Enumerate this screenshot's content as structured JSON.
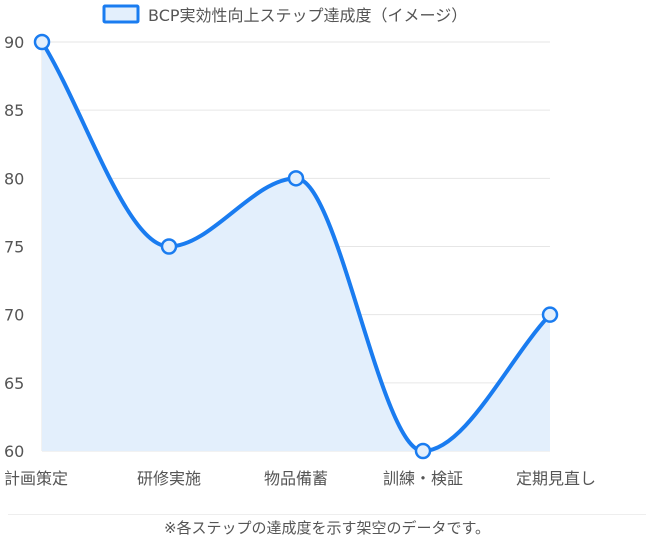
{
  "chart_data": {
    "type": "line",
    "title": "",
    "xlabel": "",
    "ylabel": "",
    "categories": [
      "計画策定",
      "研修実施",
      "物品備蓄",
      "訓練・検証",
      "定期見直し"
    ],
    "series": [
      {
        "name": "BCP実効性向上ステップ達成度（イメージ）",
        "values": [
          90,
          75,
          80,
          60,
          70
        ],
        "color": "#1a7cf0",
        "fill": "#e3effc"
      }
    ],
    "ylim": [
      60,
      90
    ],
    "yticks": [
      "60",
      "65",
      "70",
      "75",
      "80",
      "85",
      "90"
    ],
    "grid": true,
    "smooth": true,
    "legend": "top-center"
  },
  "footer": {
    "note": "※各ステップの達成度を示す架空のデータです。"
  }
}
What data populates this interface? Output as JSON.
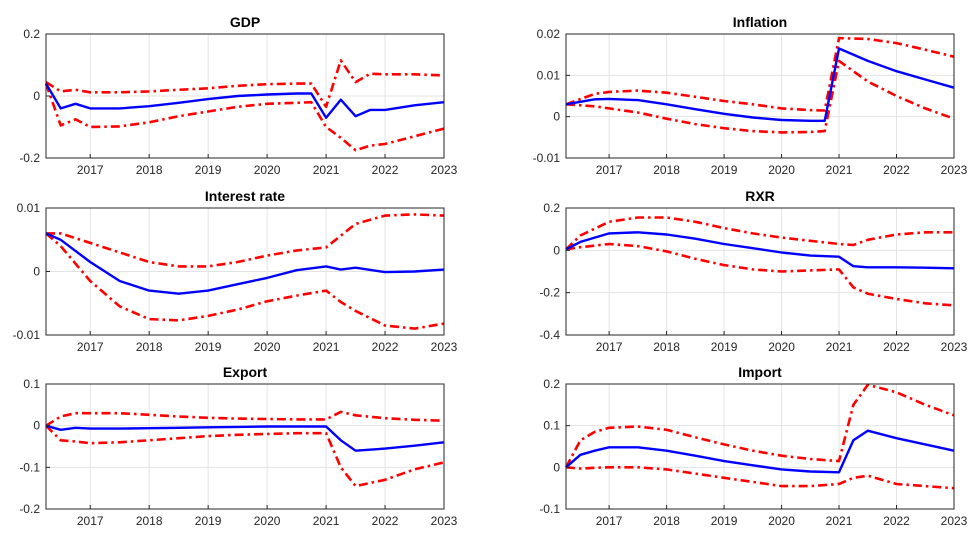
{
  "chart_data": [
    {
      "type": "line",
      "title": "GDP",
      "xlim": [
        2016.25,
        2023
      ],
      "ylim": [
        -0.2,
        0.2
      ],
      "xticks": [
        2017,
        2018,
        2019,
        2020,
        2021,
        2022,
        2023
      ],
      "yticks": [
        -0.2,
        0,
        0.2
      ],
      "ytick_labels": [
        "-0.2",
        "0",
        "0.2"
      ],
      "grid": true,
      "series": [
        {
          "role": "median",
          "color": "#0000ff",
          "style": "solid",
          "x": [
            2016.25,
            2016.5,
            2016.75,
            2017,
            2017.5,
            2018,
            2018.5,
            2019,
            2019.5,
            2020,
            2020.5,
            2020.75,
            2021,
            2021.25,
            2021.5,
            2021.75,
            2022,
            2022.5,
            2023
          ],
          "y": [
            0.04,
            -0.04,
            -0.025,
            -0.04,
            -0.04,
            -0.033,
            -0.022,
            -0.01,
            0.0,
            0.005,
            0.008,
            0.008,
            -0.07,
            -0.012,
            -0.065,
            -0.045,
            -0.045,
            -0.03,
            -0.02
          ]
        },
        {
          "role": "upper",
          "color": "#ff0000",
          "style": "dashdot",
          "x": [
            2016.25,
            2016.5,
            2016.75,
            2017,
            2017.5,
            2018,
            2018.5,
            2019,
            2019.5,
            2020,
            2020.5,
            2020.75,
            2021,
            2021.25,
            2021.5,
            2021.75,
            2022,
            2022.5,
            2023
          ],
          "y": [
            0.045,
            0.015,
            0.02,
            0.012,
            0.012,
            0.015,
            0.02,
            0.025,
            0.033,
            0.038,
            0.04,
            0.04,
            -0.035,
            0.115,
            0.045,
            0.072,
            0.07,
            0.07,
            0.066
          ]
        },
        {
          "role": "lower",
          "color": "#ff0000",
          "style": "dashdot",
          "x": [
            2016.25,
            2016.5,
            2016.75,
            2017,
            2017.5,
            2018,
            2018.5,
            2019,
            2019.5,
            2020,
            2020.5,
            2020.75,
            2021,
            2021.25,
            2021.5,
            2021.75,
            2022,
            2022.5,
            2023
          ],
          "y": [
            0.04,
            -0.095,
            -0.075,
            -0.1,
            -0.098,
            -0.085,
            -0.065,
            -0.05,
            -0.035,
            -0.025,
            -0.022,
            -0.02,
            -0.1,
            -0.135,
            -0.175,
            -0.16,
            -0.155,
            -0.13,
            -0.105
          ]
        }
      ]
    },
    {
      "type": "line",
      "title": "Inflation",
      "xlim": [
        2016.25,
        2023
      ],
      "ylim": [
        -0.01,
        0.02
      ],
      "xticks": [
        2017,
        2018,
        2019,
        2020,
        2021,
        2022,
        2023
      ],
      "yticks": [
        -0.01,
        0,
        0.01,
        0.02
      ],
      "ytick_labels": [
        "-0.01",
        "0",
        "0.01",
        "0.02"
      ],
      "grid": true,
      "series": [
        {
          "role": "median",
          "color": "#0000ff",
          "style": "solid",
          "x": [
            2016.25,
            2016.75,
            2017,
            2017.5,
            2018,
            2018.5,
            2019,
            2019.5,
            2020,
            2020.5,
            2020.75,
            2021,
            2021.5,
            2022,
            2022.5,
            2023
          ],
          "y": [
            0.003,
            0.0042,
            0.0043,
            0.004,
            0.003,
            0.0018,
            0.0007,
            -0.0002,
            -0.0008,
            -0.001,
            -0.001,
            0.0165,
            0.0135,
            0.011,
            0.009,
            0.007
          ]
        },
        {
          "role": "upper",
          "color": "#ff0000",
          "style": "dashdot",
          "x": [
            2016.25,
            2016.75,
            2017,
            2017.5,
            2018,
            2018.5,
            2019,
            2019.5,
            2020,
            2020.5,
            2020.75,
            2021,
            2021.5,
            2022,
            2022.5,
            2023
          ],
          "y": [
            0.003,
            0.0055,
            0.006,
            0.0063,
            0.0058,
            0.0048,
            0.0038,
            0.003,
            0.002,
            0.0016,
            0.0015,
            0.019,
            0.0188,
            0.0178,
            0.0162,
            0.0145
          ]
        },
        {
          "role": "lower",
          "color": "#ff0000",
          "style": "dashdot",
          "x": [
            2016.25,
            2016.75,
            2017,
            2017.5,
            2018,
            2018.5,
            2019,
            2019.5,
            2020,
            2020.5,
            2020.75,
            2021,
            2021.5,
            2022,
            2022.5,
            2023
          ],
          "y": [
            0.003,
            0.0025,
            0.002,
            0.001,
            -0.0005,
            -0.0018,
            -0.0028,
            -0.0035,
            -0.0038,
            -0.0037,
            -0.0035,
            0.0135,
            0.0085,
            0.005,
            0.002,
            -0.0005
          ]
        }
      ]
    },
    {
      "type": "line",
      "title": "Interest rate",
      "xlim": [
        2016.25,
        2023
      ],
      "ylim": [
        -0.01,
        0.01
      ],
      "xticks": [
        2017,
        2018,
        2019,
        2020,
        2021,
        2022,
        2023
      ],
      "yticks": [
        -0.01,
        0,
        0.01
      ],
      "ytick_labels": [
        "-0.01",
        "0",
        "0.01"
      ],
      "grid": true,
      "series": [
        {
          "role": "median",
          "color": "#0000ff",
          "style": "solid",
          "x": [
            2016.25,
            2016.5,
            2017,
            2017.5,
            2018,
            2018.5,
            2019,
            2019.5,
            2020,
            2020.5,
            2021,
            2021.25,
            2021.5,
            2022,
            2022.5,
            2023
          ],
          "y": [
            0.006,
            0.005,
            0.0015,
            -0.0015,
            -0.003,
            -0.0035,
            -0.003,
            -0.002,
            -0.001,
            0.0002,
            0.0008,
            0.0003,
            0.0006,
            -0.0001,
            0.0,
            0.0003
          ]
        },
        {
          "role": "upper",
          "color": "#ff0000",
          "style": "dashdot",
          "x": [
            2016.25,
            2016.5,
            2017,
            2017.5,
            2018,
            2018.5,
            2019,
            2019.5,
            2020,
            2020.5,
            2021,
            2021.5,
            2022,
            2022.5,
            2023
          ],
          "y": [
            0.006,
            0.006,
            0.0045,
            0.003,
            0.0015,
            0.0008,
            0.0008,
            0.0015,
            0.0025,
            0.0033,
            0.0038,
            0.0075,
            0.0088,
            0.009,
            0.0088
          ]
        },
        {
          "role": "lower",
          "color": "#ff0000",
          "style": "dashdot",
          "x": [
            2016.25,
            2016.5,
            2017,
            2017.5,
            2018,
            2018.5,
            2019,
            2019.5,
            2020,
            2020.5,
            2021,
            2021.25,
            2021.5,
            2022,
            2022.5,
            2023
          ],
          "y": [
            0.006,
            0.004,
            -0.0015,
            -0.0055,
            -0.0075,
            -0.0077,
            -0.007,
            -0.006,
            -0.0047,
            -0.0038,
            -0.003,
            -0.0048,
            -0.0062,
            -0.0085,
            -0.009,
            -0.0082
          ]
        }
      ]
    },
    {
      "type": "line",
      "title": "RXR",
      "xlim": [
        2016.25,
        2023
      ],
      "ylim": [
        -0.4,
        0.2
      ],
      "xticks": [
        2017,
        2018,
        2019,
        2020,
        2021,
        2022,
        2023
      ],
      "yticks": [
        -0.4,
        -0.2,
        0,
        0.2
      ],
      "ytick_labels": [
        "-0.4",
        "-0.2",
        "0",
        "0.2"
      ],
      "grid": true,
      "series": [
        {
          "role": "median",
          "color": "#0000ff",
          "style": "solid",
          "x": [
            2016.25,
            2016.5,
            2017,
            2017.5,
            2018,
            2018.5,
            2019,
            2019.5,
            2020,
            2020.5,
            2021,
            2021.25,
            2021.5,
            2022,
            2022.5,
            2023
          ],
          "y": [
            0.005,
            0.04,
            0.08,
            0.085,
            0.075,
            0.055,
            0.03,
            0.01,
            -0.01,
            -0.025,
            -0.03,
            -0.075,
            -0.08,
            -0.08,
            -0.082,
            -0.085
          ]
        },
        {
          "role": "upper",
          "color": "#ff0000",
          "style": "dashdot",
          "x": [
            2016.25,
            2016.5,
            2017,
            2017.5,
            2018,
            2018.5,
            2019,
            2019.5,
            2020,
            2020.5,
            2021,
            2021.25,
            2021.5,
            2022,
            2022.5,
            2023
          ],
          "y": [
            0.005,
            0.07,
            0.135,
            0.155,
            0.155,
            0.135,
            0.105,
            0.08,
            0.06,
            0.045,
            0.03,
            0.025,
            0.05,
            0.075,
            0.085,
            0.085
          ]
        },
        {
          "role": "lower",
          "color": "#ff0000",
          "style": "dashdot",
          "x": [
            2016.25,
            2016.5,
            2017,
            2017.5,
            2018,
            2018.5,
            2019,
            2019.5,
            2020,
            2020.5,
            2021,
            2021.25,
            2021.5,
            2022,
            2022.5,
            2023
          ],
          "y": [
            0.005,
            0.015,
            0.03,
            0.02,
            -0.005,
            -0.04,
            -0.07,
            -0.09,
            -0.1,
            -0.095,
            -0.09,
            -0.175,
            -0.205,
            -0.23,
            -0.25,
            -0.26
          ]
        }
      ]
    },
    {
      "type": "line",
      "title": "Export",
      "xlim": [
        2016.25,
        2023
      ],
      "ylim": [
        -0.2,
        0.1
      ],
      "xticks": [
        2017,
        2018,
        2019,
        2020,
        2021,
        2022,
        2023
      ],
      "yticks": [
        -0.2,
        -0.1,
        0,
        0.1
      ],
      "ytick_labels": [
        "-0.2",
        "-0.1",
        "0",
        "0.1"
      ],
      "grid": true,
      "series": [
        {
          "role": "median",
          "color": "#0000ff",
          "style": "solid",
          "x": [
            2016.25,
            2016.5,
            2016.75,
            2017,
            2017.5,
            2018,
            2018.5,
            2019,
            2019.5,
            2020,
            2020.5,
            2021,
            2021.25,
            2021.5,
            2022,
            2022.5,
            2023
          ],
          "y": [
            0.0,
            -0.01,
            -0.005,
            -0.007,
            -0.007,
            -0.006,
            -0.005,
            -0.004,
            -0.003,
            -0.002,
            -0.002,
            -0.002,
            -0.035,
            -0.06,
            -0.055,
            -0.048,
            -0.04
          ]
        },
        {
          "role": "upper",
          "color": "#ff0000",
          "style": "dashdot",
          "x": [
            2016.25,
            2016.5,
            2016.75,
            2017,
            2017.5,
            2018,
            2018.5,
            2019,
            2019.5,
            2020,
            2020.5,
            2021,
            2021.25,
            2021.5,
            2022,
            2022.5,
            2023
          ],
          "y": [
            0.0,
            0.022,
            0.03,
            0.03,
            0.03,
            0.026,
            0.022,
            0.019,
            0.017,
            0.016,
            0.015,
            0.015,
            0.033,
            0.025,
            0.018,
            0.014,
            0.012
          ]
        },
        {
          "role": "lower",
          "color": "#ff0000",
          "style": "dashdot",
          "x": [
            2016.25,
            2016.5,
            2016.75,
            2017,
            2017.5,
            2018,
            2018.5,
            2019,
            2019.5,
            2020,
            2020.5,
            2021,
            2021.25,
            2021.5,
            2022,
            2022.5,
            2023
          ],
          "y": [
            0.0,
            -0.035,
            -0.038,
            -0.042,
            -0.04,
            -0.035,
            -0.03,
            -0.025,
            -0.022,
            -0.02,
            -0.018,
            -0.018,
            -0.1,
            -0.145,
            -0.13,
            -0.105,
            -0.088
          ]
        }
      ]
    },
    {
      "type": "line",
      "title": "Import",
      "xlim": [
        2016.25,
        2023
      ],
      "ylim": [
        -0.1,
        0.2
      ],
      "xticks": [
        2017,
        2018,
        2019,
        2020,
        2021,
        2022,
        2023
      ],
      "yticks": [
        -0.1,
        0,
        0.1,
        0.2
      ],
      "ytick_labels": [
        "-0.1",
        "0",
        "0.1",
        "0.2"
      ],
      "grid": true,
      "series": [
        {
          "role": "median",
          "color": "#0000ff",
          "style": "solid",
          "x": [
            2016.25,
            2016.5,
            2016.75,
            2017,
            2017.5,
            2018,
            2018.5,
            2019,
            2019.5,
            2020,
            2020.5,
            2021,
            2021.25,
            2021.5,
            2022,
            2022.5,
            2023
          ],
          "y": [
            0.0,
            0.03,
            0.04,
            0.048,
            0.048,
            0.04,
            0.028,
            0.015,
            0.005,
            -0.005,
            -0.01,
            -0.012,
            0.065,
            0.088,
            0.07,
            0.055,
            0.04
          ]
        },
        {
          "role": "upper",
          "color": "#ff0000",
          "style": "dashdot",
          "x": [
            2016.25,
            2016.5,
            2016.75,
            2017,
            2017.5,
            2018,
            2018.5,
            2019,
            2019.5,
            2020,
            2020.5,
            2021,
            2021.25,
            2021.5,
            2022,
            2022.5,
            2023
          ],
          "y": [
            0.0,
            0.065,
            0.085,
            0.095,
            0.098,
            0.09,
            0.072,
            0.055,
            0.04,
            0.028,
            0.02,
            0.015,
            0.15,
            0.198,
            0.18,
            0.15,
            0.125
          ]
        },
        {
          "role": "lower",
          "color": "#ff0000",
          "style": "dashdot",
          "x": [
            2016.25,
            2016.5,
            2016.75,
            2017,
            2017.5,
            2018,
            2018.5,
            2019,
            2019.5,
            2020,
            2020.5,
            2021,
            2021.25,
            2021.5,
            2022,
            2022.5,
            2023
          ],
          "y": [
            0.0,
            -0.003,
            -0.001,
            0.0,
            0.0,
            -0.005,
            -0.015,
            -0.025,
            -0.035,
            -0.045,
            -0.045,
            -0.04,
            -0.025,
            -0.02,
            -0.04,
            -0.045,
            -0.05
          ]
        }
      ]
    }
  ]
}
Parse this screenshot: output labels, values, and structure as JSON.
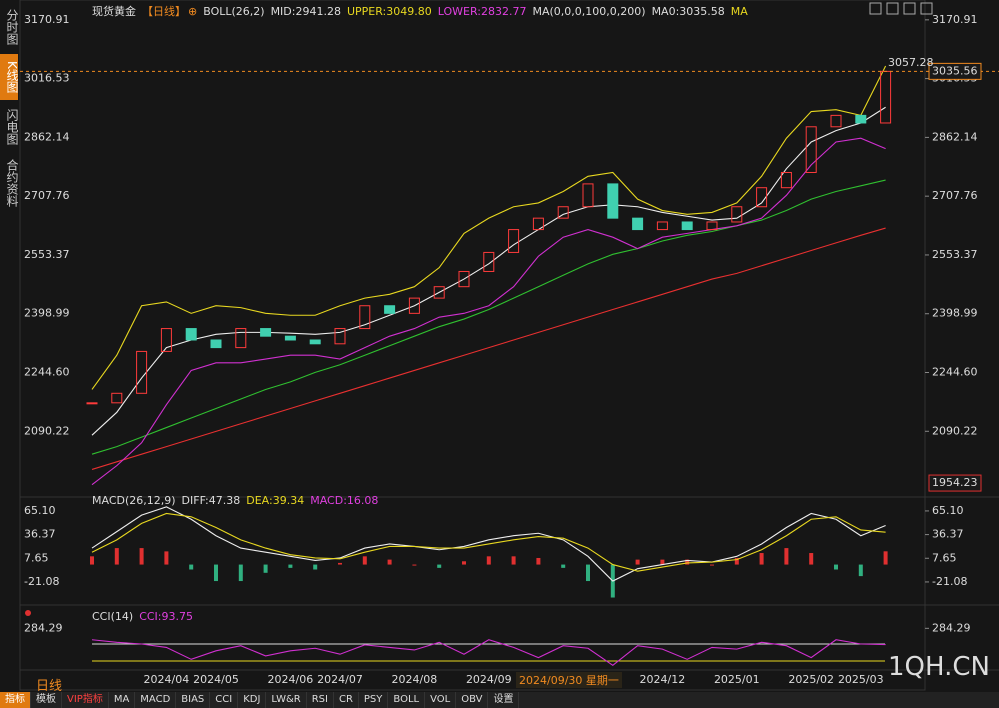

What the exercise asks: Say how many lines in the entries contain the string "JSON", and leave out everything else.

Written answer: 3